--- WHAT THE EXERCISE ASKS ---
Scan the material below for the string "Динамика", and copy every line where it shows up.

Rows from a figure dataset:
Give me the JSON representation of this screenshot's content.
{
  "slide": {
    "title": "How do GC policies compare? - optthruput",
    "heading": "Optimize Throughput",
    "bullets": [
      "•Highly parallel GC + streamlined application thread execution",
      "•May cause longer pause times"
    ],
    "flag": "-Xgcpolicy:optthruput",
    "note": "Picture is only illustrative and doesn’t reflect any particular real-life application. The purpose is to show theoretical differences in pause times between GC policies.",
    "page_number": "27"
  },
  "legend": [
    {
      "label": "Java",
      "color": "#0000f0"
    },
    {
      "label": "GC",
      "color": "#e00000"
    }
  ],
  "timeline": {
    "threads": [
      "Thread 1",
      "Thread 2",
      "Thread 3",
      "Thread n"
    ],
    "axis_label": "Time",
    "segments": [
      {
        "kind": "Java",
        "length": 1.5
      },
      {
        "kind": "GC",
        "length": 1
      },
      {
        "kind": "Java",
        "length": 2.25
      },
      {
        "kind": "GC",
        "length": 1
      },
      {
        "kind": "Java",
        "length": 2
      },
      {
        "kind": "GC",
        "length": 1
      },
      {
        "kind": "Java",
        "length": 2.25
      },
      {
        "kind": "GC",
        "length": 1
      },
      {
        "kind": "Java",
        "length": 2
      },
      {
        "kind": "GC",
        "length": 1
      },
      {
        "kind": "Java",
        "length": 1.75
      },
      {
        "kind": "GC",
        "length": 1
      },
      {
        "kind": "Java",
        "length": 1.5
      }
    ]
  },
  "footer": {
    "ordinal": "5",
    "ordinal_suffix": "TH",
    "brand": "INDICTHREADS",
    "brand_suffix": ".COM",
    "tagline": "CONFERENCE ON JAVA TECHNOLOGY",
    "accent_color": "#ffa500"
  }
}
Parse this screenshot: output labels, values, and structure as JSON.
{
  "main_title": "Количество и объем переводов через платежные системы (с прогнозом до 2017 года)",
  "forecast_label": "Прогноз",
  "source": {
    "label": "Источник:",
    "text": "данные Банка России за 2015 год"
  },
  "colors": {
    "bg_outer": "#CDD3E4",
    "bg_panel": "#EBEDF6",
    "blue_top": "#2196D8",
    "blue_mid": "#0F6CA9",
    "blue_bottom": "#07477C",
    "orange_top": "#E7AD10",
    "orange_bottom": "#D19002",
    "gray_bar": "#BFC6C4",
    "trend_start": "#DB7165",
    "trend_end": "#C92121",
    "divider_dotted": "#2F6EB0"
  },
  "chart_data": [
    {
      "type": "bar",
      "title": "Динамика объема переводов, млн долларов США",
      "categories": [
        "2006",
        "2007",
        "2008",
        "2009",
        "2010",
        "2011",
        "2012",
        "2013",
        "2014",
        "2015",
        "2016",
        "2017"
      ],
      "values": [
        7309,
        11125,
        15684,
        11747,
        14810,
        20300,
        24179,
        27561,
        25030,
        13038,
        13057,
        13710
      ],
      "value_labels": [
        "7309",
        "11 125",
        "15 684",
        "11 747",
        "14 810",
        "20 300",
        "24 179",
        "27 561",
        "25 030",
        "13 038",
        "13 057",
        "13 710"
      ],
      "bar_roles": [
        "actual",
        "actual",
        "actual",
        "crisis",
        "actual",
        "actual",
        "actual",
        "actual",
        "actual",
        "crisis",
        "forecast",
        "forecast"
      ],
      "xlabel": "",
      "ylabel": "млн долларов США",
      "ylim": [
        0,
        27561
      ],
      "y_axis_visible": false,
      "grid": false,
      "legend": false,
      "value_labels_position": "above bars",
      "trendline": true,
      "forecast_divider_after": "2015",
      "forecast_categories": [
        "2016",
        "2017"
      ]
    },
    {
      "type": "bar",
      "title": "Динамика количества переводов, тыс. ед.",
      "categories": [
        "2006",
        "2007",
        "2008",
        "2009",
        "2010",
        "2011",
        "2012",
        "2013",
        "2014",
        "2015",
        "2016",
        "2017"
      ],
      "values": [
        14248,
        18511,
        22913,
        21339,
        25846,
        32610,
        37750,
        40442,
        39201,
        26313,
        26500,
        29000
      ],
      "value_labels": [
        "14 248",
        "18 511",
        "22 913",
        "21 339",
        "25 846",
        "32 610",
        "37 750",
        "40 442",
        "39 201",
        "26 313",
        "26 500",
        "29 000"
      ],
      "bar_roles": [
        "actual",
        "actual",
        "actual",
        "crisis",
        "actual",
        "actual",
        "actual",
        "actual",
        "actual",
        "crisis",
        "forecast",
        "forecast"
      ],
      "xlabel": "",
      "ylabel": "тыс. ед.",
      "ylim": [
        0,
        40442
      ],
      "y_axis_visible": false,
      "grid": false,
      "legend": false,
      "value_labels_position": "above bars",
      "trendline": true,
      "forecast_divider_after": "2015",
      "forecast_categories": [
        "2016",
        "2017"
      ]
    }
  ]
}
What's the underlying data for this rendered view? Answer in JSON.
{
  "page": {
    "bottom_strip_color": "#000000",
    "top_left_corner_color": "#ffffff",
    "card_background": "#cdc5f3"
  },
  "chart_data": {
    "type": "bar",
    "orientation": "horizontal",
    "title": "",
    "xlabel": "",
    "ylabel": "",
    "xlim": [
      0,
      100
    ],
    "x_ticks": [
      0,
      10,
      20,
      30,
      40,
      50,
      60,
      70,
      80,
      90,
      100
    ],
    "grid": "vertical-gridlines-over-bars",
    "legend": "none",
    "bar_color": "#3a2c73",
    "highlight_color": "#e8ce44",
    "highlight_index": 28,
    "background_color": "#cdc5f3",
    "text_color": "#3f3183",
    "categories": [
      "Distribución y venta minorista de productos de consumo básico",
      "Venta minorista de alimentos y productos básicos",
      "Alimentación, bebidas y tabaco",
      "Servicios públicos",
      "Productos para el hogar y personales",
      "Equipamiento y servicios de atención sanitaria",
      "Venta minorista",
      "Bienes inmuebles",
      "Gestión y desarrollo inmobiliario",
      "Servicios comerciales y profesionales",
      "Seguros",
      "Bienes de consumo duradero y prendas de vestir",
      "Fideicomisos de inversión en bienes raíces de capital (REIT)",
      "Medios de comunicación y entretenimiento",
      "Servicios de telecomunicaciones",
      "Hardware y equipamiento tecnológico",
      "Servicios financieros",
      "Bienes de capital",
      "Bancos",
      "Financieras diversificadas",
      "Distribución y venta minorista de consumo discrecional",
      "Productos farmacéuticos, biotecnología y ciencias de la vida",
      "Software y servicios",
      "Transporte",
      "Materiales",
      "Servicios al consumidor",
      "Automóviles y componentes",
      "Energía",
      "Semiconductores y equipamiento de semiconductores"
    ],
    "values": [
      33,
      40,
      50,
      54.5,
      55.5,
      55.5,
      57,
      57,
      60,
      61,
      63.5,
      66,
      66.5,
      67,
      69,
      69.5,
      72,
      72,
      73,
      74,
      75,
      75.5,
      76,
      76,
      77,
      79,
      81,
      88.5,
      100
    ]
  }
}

--- EXERCISE SOLUTION ---
      "title": "Динамика объема переводов, млн долларов США",
      "title": "Динамика количества переводов, тыс. ед.",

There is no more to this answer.